[Stored data]:
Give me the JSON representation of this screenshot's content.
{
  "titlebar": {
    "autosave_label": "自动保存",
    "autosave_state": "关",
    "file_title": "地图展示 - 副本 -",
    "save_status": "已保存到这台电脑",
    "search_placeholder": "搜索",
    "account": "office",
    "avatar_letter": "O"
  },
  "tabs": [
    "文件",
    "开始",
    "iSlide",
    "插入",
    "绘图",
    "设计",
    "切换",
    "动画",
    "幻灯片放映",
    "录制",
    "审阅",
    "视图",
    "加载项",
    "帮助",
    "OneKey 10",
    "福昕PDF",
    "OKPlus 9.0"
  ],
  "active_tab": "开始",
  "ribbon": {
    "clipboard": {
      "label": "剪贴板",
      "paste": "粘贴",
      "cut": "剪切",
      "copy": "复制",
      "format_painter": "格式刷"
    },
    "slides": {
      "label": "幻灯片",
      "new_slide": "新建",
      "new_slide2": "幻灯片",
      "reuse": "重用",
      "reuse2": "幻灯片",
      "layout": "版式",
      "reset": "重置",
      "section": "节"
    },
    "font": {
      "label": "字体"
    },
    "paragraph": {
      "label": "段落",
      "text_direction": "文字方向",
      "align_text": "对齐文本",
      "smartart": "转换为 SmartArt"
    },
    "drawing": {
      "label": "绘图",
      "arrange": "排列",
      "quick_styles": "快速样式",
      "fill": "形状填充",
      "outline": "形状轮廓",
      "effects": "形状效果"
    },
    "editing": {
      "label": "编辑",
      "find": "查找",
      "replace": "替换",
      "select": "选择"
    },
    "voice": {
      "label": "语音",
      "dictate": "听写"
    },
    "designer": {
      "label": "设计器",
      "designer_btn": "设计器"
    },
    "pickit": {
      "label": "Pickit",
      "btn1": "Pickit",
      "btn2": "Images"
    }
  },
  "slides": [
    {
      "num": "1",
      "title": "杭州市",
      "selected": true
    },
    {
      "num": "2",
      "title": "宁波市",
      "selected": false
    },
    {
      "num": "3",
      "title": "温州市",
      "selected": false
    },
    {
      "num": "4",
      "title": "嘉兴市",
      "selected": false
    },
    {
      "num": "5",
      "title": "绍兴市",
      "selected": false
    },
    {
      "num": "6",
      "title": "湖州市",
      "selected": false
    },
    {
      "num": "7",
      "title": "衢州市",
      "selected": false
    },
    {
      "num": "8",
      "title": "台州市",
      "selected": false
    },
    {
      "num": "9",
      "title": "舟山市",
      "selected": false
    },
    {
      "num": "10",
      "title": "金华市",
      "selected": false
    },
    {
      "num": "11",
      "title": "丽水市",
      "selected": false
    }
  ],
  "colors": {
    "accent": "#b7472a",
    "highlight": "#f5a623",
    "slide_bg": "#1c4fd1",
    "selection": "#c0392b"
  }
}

...

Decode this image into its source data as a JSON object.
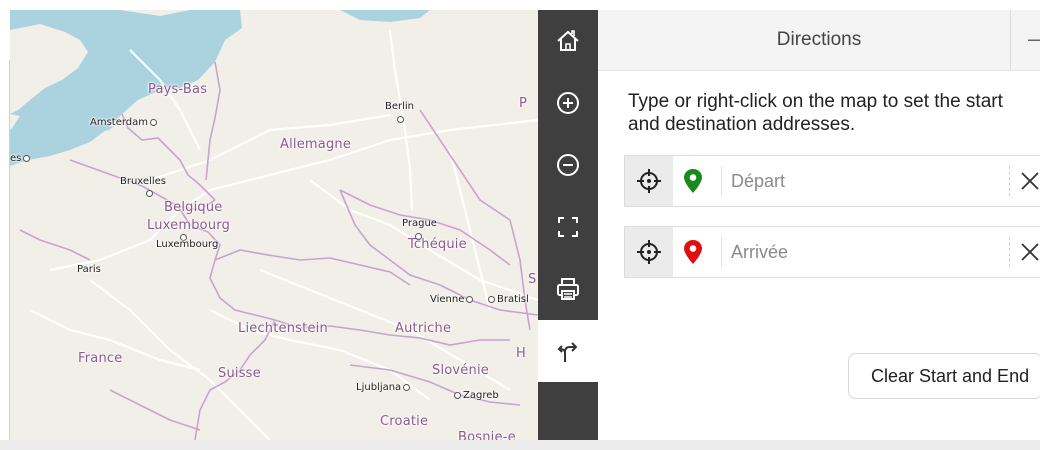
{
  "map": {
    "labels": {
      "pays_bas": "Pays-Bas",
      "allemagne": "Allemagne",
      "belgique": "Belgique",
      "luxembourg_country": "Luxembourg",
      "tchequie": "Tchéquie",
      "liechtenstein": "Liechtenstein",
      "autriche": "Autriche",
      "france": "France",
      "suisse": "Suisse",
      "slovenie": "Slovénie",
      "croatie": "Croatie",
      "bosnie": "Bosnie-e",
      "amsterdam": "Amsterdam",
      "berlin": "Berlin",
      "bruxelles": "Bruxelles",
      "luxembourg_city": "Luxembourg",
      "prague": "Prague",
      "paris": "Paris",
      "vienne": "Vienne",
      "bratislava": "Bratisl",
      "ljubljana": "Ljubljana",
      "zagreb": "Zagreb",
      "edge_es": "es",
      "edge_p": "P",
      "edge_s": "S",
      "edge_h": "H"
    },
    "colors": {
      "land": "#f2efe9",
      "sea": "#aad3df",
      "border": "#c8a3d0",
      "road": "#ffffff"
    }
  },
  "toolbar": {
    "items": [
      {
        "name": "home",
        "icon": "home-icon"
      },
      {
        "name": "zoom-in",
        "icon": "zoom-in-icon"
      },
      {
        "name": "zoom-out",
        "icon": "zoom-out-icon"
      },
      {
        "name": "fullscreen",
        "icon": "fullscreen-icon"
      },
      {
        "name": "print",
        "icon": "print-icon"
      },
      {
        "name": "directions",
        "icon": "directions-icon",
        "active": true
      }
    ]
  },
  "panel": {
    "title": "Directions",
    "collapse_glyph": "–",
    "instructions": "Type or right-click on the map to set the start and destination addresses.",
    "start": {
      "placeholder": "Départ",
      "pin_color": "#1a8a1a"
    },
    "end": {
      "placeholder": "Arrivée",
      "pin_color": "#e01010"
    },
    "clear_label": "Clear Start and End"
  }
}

[Instructions to follow]:
Identify every line above with the string "this" in it. Copy those lines.

[The solution]:
Give me the JSON representation of this screenshot's content.
Decode this image into its source data as a JSON object.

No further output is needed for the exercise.